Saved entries
§ §
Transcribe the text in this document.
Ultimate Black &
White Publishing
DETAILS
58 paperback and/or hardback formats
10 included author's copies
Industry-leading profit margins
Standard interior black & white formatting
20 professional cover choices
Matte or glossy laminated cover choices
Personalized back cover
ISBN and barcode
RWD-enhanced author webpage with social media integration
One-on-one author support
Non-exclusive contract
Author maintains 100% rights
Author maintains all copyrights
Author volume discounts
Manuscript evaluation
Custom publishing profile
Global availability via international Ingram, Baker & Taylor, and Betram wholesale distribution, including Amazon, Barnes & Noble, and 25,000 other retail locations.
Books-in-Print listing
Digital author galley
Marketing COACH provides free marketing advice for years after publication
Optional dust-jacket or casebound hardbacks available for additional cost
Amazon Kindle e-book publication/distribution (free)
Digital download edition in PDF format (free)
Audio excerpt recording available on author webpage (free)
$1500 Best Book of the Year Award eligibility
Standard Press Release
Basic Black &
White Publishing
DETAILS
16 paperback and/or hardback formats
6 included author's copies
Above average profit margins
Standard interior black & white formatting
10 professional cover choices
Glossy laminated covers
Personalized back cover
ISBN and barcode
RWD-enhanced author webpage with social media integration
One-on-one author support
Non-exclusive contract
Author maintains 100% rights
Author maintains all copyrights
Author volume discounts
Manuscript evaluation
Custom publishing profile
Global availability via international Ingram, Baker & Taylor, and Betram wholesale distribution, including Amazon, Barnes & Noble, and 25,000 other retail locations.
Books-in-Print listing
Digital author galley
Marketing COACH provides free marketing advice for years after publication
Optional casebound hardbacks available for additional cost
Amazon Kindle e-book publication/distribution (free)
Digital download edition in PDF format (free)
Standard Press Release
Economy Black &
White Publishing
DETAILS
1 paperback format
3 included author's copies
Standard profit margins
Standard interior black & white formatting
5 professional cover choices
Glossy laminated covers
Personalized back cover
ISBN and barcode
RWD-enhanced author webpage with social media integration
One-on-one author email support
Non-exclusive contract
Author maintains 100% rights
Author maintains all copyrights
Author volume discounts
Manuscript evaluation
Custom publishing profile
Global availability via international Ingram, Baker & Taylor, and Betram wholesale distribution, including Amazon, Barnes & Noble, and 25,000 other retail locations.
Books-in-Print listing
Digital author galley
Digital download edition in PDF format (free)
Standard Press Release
§ §
◆ **Your goal**:
Looking at the listing above, count the lines that contain "margins" and give nothing but the number.

◆ **Answer to the exercise**:
3